# Start of INPUT RECORDS

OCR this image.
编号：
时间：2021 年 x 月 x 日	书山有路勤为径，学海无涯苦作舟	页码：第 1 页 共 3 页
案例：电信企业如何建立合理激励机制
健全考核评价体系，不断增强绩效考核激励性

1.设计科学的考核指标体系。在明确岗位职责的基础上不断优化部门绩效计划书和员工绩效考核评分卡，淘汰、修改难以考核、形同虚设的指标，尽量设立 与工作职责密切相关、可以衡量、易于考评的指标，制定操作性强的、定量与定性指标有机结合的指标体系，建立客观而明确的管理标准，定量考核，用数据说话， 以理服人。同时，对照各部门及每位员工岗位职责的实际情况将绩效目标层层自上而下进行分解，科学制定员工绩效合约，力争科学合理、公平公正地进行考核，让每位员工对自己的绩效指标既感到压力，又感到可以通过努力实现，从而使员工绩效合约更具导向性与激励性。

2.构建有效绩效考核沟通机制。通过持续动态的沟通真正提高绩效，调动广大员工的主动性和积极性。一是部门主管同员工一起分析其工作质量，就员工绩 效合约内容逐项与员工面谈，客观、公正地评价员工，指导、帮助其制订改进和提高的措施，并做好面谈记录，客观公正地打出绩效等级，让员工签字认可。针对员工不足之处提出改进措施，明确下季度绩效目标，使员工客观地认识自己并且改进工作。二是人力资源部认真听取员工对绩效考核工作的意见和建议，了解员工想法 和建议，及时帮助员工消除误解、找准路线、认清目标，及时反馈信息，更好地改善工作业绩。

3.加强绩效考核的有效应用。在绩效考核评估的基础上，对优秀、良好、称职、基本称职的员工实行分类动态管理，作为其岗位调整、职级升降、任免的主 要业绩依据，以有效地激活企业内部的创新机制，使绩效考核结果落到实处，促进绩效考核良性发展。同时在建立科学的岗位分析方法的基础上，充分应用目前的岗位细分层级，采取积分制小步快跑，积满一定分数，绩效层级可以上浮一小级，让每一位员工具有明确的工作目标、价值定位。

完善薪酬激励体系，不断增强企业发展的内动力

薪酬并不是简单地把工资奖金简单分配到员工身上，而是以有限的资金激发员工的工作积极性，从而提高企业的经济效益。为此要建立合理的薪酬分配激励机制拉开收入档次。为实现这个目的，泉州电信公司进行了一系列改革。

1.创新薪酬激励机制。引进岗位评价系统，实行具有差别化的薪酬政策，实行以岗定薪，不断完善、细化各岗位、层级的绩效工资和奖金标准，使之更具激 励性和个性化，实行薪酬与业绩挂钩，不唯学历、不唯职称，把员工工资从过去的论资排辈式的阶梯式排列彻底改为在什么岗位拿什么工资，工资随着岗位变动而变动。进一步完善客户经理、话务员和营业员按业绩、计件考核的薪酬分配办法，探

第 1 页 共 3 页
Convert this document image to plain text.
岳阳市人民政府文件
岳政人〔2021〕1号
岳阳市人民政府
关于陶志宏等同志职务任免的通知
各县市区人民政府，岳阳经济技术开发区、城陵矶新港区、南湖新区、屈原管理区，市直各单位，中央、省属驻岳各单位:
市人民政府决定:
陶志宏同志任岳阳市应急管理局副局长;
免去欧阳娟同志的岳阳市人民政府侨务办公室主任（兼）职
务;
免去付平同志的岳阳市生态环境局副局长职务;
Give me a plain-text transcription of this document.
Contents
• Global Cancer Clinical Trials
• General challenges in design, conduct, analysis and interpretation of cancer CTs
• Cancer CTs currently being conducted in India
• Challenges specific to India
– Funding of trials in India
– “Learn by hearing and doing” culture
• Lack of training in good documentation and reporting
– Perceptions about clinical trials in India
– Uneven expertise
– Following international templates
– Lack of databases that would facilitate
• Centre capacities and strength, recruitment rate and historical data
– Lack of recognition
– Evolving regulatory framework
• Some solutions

# End of INPUT RECORDS

Would you quote, exactly and only, the lines from the one containing "Convert this document image to plain text." to the end of the entries?

EXERCISE SOLUTION:
Convert this document image to plain text.
岳阳市人民政府文件
岳政人〔2021〕1号
岳阳市人民政府
关于陶志宏等同志职务任免的通知
各县市区人民政府，岳阳经济技术开发区、城陵矶新港区、南湖新区、屈原管理区，市直各单位，中央、省属驻岳各单位:
市人民政府决定:
陶志宏同志任岳阳市应急管理局副局长;
免去欧阳娟同志的岳阳市人民政府侨务办公室主任（兼）职
务;
免去付平同志的岳阳市生态环境局副局长职务;
Give me a plain-text transcription of this document.
Contents
• Global Cancer Clinical Trials
• General challenges in design, conduct, analysis and interpretation of cancer CTs
• Cancer CTs currently being conducted in India
• Challenges specific to India
– Funding of trials in India
– “Learn by hearing and doing” culture
• Lack of training in good documentation and reporting
– Perceptions about clinical trials in India
– Uneven expertise
– Following international templates
– Lack of databases that would facilitate
• Centre capacities and strength, recruitment rate and historical data
– Lack of recognition
– Evolving regulatory framework
• Some solutions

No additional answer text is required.